**SHORT PROBLEM**
Every record must be transcribed in its entirety, apart from the images, which are to be omitted.

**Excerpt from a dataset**
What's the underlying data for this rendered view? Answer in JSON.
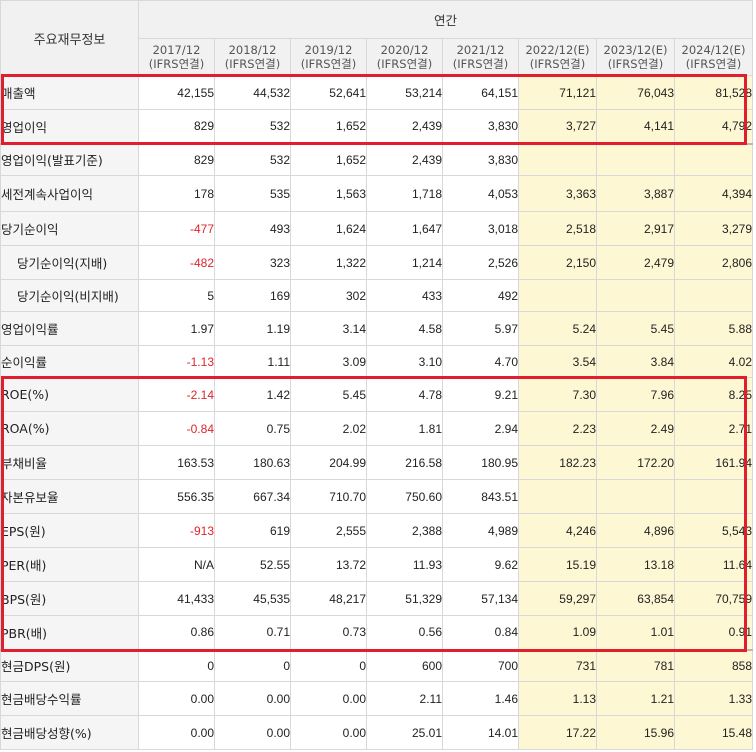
{
  "header": {
    "corner_label": "주요재무정보",
    "annual_label": "연간",
    "years": [
      {
        "year": "2017/12",
        "basis": "(IFRS연결)"
      },
      {
        "year": "2018/12",
        "basis": "(IFRS연결)"
      },
      {
        "year": "2019/12",
        "basis": "(IFRS연결)"
      },
      {
        "year": "2020/12",
        "basis": "(IFRS연결)"
      },
      {
        "year": "2021/12",
        "basis": "(IFRS연결)"
      },
      {
        "year": "2022/12(E)",
        "basis": "(IFRS연결)"
      },
      {
        "year": "2023/12(E)",
        "basis": "(IFRS연결)"
      },
      {
        "year": "2024/12(E)",
        "basis": "(IFRS연결)"
      }
    ]
  },
  "rows": [
    {
      "label": "매출액",
      "values": [
        "42,155",
        "44,532",
        "52,641",
        "53,214",
        "64,151",
        "71,121",
        "76,043",
        "81,528"
      ]
    },
    {
      "label": "영업이익",
      "values": [
        "829",
        "532",
        "1,652",
        "2,439",
        "3,830",
        "3,727",
        "4,141",
        "4,792"
      ]
    },
    {
      "label": "영업이익(발표기준)",
      "values": [
        "829",
        "532",
        "1,652",
        "2,439",
        "3,830",
        "",
        "",
        ""
      ]
    },
    {
      "label": "세전계속사업이익",
      "values": [
        "178",
        "535",
        "1,563",
        "1,718",
        "4,053",
        "3,363",
        "3,887",
        "4,394"
      ]
    },
    {
      "label": "당기순이익",
      "values": [
        "-477",
        "493",
        "1,624",
        "1,647",
        "3,018",
        "2,518",
        "2,917",
        "3,279"
      ]
    },
    {
      "label": "당기순이익(지배)",
      "sub": true,
      "values": [
        "-482",
        "323",
        "1,322",
        "1,214",
        "2,526",
        "2,150",
        "2,479",
        "2,806"
      ]
    },
    {
      "label": "당기순이익(비지배)",
      "sub": true,
      "values": [
        "5",
        "169",
        "302",
        "433",
        "492",
        "",
        "",
        ""
      ]
    },
    {
      "label": "영업이익률",
      "values": [
        "1.97",
        "1.19",
        "3.14",
        "4.58",
        "5.97",
        "5.24",
        "5.45",
        "5.88"
      ]
    },
    {
      "label": "순이익률",
      "values": [
        "-1.13",
        "1.11",
        "3.09",
        "3.10",
        "4.70",
        "3.54",
        "3.84",
        "4.02"
      ]
    },
    {
      "label": "ROE(%)",
      "values": [
        "-2.14",
        "1.42",
        "5.45",
        "4.78",
        "9.21",
        "7.30",
        "7.96",
        "8.25"
      ]
    },
    {
      "label": "ROA(%)",
      "values": [
        "-0.84",
        "0.75",
        "2.02",
        "1.81",
        "2.94",
        "2.23",
        "2.49",
        "2.71"
      ]
    },
    {
      "label": "부채비율",
      "values": [
        "163.53",
        "180.63",
        "204.99",
        "216.58",
        "180.95",
        "182.23",
        "172.20",
        "161.94"
      ]
    },
    {
      "label": "자본유보율",
      "values": [
        "556.35",
        "667.34",
        "710.70",
        "750.60",
        "843.51",
        "",
        "",
        ""
      ]
    },
    {
      "label": "EPS(원)",
      "values": [
        "-913",
        "619",
        "2,555",
        "2,388",
        "4,989",
        "4,246",
        "4,896",
        "5,543"
      ]
    },
    {
      "label": "PER(배)",
      "values": [
        "N/A",
        "52.55",
        "13.72",
        "11.93",
        "9.62",
        "15.19",
        "13.18",
        "11.64"
      ]
    },
    {
      "label": "BPS(원)",
      "values": [
        "41,433",
        "45,535",
        "48,217",
        "51,329",
        "57,134",
        "59,297",
        "63,854",
        "70,759"
      ]
    },
    {
      "label": "PBR(배)",
      "values": [
        "0.86",
        "0.71",
        "0.73",
        "0.56",
        "0.84",
        "1.09",
        "1.01",
        "0.91"
      ]
    },
    {
      "label": "현금DPS(원)",
      "values": [
        "0",
        "0",
        "0",
        "600",
        "700",
        "731",
        "781",
        "858"
      ]
    },
    {
      "label": "현금배당수익률",
      "values": [
        "0.00",
        "0.00",
        "0.00",
        "2.11",
        "1.46",
        "1.13",
        "1.21",
        "1.33"
      ]
    },
    {
      "label": "현금배당성향(%)",
      "values": [
        "0.00",
        "0.00",
        "0.00",
        "25.01",
        "14.01",
        "17.22",
        "15.96",
        "15.48"
      ]
    }
  ],
  "colors": {
    "highlight_border": "#e01e2e",
    "estimate_bg": "#fdf7d4",
    "negative_text": "#e0242a",
    "header_bg": "#f1f1f1"
  }
}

**SOLUTION FOR THIS PROBLEM**
What's the underlying data for this rendered view? Answer in JSON.
{
  "header": {
    "corner_label": "주요재무정보",
    "annual_label": "연간",
    "years": [
      {
        "year": "2017/12",
        "basis": "(IFRS연결)"
      },
      {
        "year": "2018/12",
        "basis": "(IFRS연결)"
      },
      {
        "year": "2019/12",
        "basis": "(IFRS연결)"
      },
      {
        "year": "2020/12",
        "basis": "(IFRS연결)"
      },
      {
        "year": "2021/12",
        "basis": "(IFRS연결)"
      },
      {
        "year": "2022/12(E)",
        "basis": "(IFRS연결)"
      },
      {
        "year": "2023/12(E)",
        "basis": "(IFRS연결)"
      },
      {
        "year": "2024/12(E)",
        "basis": "(IFRS연결)"
      }
    ]
  },
  "rows": [
    {
      "label": "매출액",
      "values": [
        "42,155",
        "44,532",
        "52,641",
        "53,214",
        "64,151",
        "71,121",
        "76,043",
        "81,528"
      ]
    },
    {
      "label": "영업이익",
      "values": [
        "829",
        "532",
        "1,652",
        "2,439",
        "3,830",
        "3,727",
        "4,141",
        "4,792"
      ]
    },
    {
      "label": "영업이익(발표기준)",
      "values": [
        "829",
        "532",
        "1,652",
        "2,439",
        "3,830",
        "",
        "",
        ""
      ]
    },
    {
      "label": "세전계속사업이익",
      "values": [
        "178",
        "535",
        "1,563",
        "1,718",
        "4,053",
        "3,363",
        "3,887",
        "4,394"
      ]
    },
    {
      "label": "당기순이익",
      "values": [
        "-477",
        "493",
        "1,624",
        "1,647",
        "3,018",
        "2,518",
        "2,917",
        "3,279"
      ]
    },
    {
      "label": "당기순이익(지배)",
      "sub": true,
      "values": [
        "-482",
        "323",
        "1,322",
        "1,214",
        "2,526",
        "2,150",
        "2,479",
        "2,806"
      ]
    },
    {
      "label": "당기순이익(비지배)",
      "sub": true,
      "values": [
        "5",
        "169",
        "302",
        "433",
        "492",
        "",
        "",
        ""
      ]
    },
    {
      "label": "영업이익률",
      "values": [
        "1.97",
        "1.19",
        "3.14",
        "4.58",
        "5.97",
        "5.24",
        "5.45",
        "5.88"
      ]
    },
    {
      "label": "순이익률",
      "values": [
        "-1.13",
        "1.11",
        "3.09",
        "3.10",
        "4.70",
        "3.54",
        "3.84",
        "4.02"
      ]
    },
    {
      "label": "ROE(%)",
      "values": [
        "-2.14",
        "1.42",
        "5.45",
        "4.78",
        "9.21",
        "7.30",
        "7.96",
        "8.25"
      ]
    },
    {
      "label": "ROA(%)",
      "values": [
        "-0.84",
        "0.75",
        "2.02",
        "1.81",
        "2.94",
        "2.23",
        "2.49",
        "2.71"
      ]
    },
    {
      "label": "부채비율",
      "values": [
        "163.53",
        "180.63",
        "204.99",
        "216.58",
        "180.95",
        "182.23",
        "172.20",
        "161.94"
      ]
    },
    {
      "label": "자본유보율",
      "values": [
        "556.35",
        "667.34",
        "710.70",
        "750.60",
        "843.51",
        "",
        "",
        ""
      ]
    },
    {
      "label": "EPS(원)",
      "values": [
        "-913",
        "619",
        "2,555",
        "2,388",
        "4,989",
        "4,246",
        "4,896",
        "5,543"
      ]
    },
    {
      "label": "PER(배)",
      "values": [
        "N/A",
        "52.55",
        "13.72",
        "11.93",
        "9.62",
        "15.19",
        "13.18",
        "11.64"
      ]
    },
    {
      "label": "BPS(원)",
      "values": [
        "41,433",
        "45,535",
        "48,217",
        "51,329",
        "57,134",
        "59,297",
        "63,854",
        "70,759"
      ]
    },
    {
      "label": "PBR(배)",
      "values": [
        "0.86",
        "0.71",
        "0.73",
        "0.56",
        "0.84",
        "1.09",
        "1.01",
        "0.91"
      ]
    },
    {
      "label": "현금DPS(원)",
      "values": [
        "0",
        "0",
        "0",
        "600",
        "700",
        "731",
        "781",
        "858"
      ]
    },
    {
      "label": "현금배당수익률",
      "values": [
        "0.00",
        "0.00",
        "0.00",
        "2.11",
        "1.46",
        "1.13",
        "1.21",
        "1.33"
      ]
    },
    {
      "label": "현금배당성향(%)",
      "values": [
        "0.00",
        "0.00",
        "0.00",
        "25.01",
        "14.01",
        "17.22",
        "15.96",
        "15.48"
      ]
    }
  ],
  "colors": {
    "highlight_border": "#e01e2e",
    "estimate_bg": "#fdf7d4",
    "negative_text": "#e0242a",
    "header_bg": "#f1f1f1"
  }
}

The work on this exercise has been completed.